● **Material to process**
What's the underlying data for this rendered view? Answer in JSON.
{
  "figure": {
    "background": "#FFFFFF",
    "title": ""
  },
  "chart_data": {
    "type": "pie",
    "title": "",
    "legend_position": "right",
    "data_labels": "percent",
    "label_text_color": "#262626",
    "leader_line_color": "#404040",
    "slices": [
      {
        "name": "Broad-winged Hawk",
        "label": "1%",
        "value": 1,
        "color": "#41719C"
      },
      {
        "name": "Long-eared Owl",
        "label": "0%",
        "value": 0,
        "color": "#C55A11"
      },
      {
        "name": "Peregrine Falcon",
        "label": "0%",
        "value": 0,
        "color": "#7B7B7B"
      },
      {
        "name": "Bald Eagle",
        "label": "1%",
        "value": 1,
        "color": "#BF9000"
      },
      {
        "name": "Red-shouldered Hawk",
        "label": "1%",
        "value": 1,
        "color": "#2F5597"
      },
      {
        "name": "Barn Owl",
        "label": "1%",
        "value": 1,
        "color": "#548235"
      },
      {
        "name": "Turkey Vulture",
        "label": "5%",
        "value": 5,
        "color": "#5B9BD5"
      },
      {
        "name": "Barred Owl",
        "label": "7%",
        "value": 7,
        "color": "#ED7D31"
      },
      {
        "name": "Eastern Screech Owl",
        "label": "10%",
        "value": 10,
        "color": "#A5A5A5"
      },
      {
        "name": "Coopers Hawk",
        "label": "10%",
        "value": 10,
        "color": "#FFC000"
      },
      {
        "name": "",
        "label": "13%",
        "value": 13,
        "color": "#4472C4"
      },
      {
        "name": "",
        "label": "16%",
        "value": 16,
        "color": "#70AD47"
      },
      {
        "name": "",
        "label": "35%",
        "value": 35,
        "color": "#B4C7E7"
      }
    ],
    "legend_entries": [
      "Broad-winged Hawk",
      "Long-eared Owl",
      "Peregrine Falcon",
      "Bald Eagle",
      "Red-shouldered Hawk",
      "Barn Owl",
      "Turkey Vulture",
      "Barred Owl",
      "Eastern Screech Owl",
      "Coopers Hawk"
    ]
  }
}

● **Written problem**
Check each line of the records above for "Screech", and copy those that have it.

● **Answer**
        "name": "Eastern Screech Owl",
      "Eastern Screech Owl",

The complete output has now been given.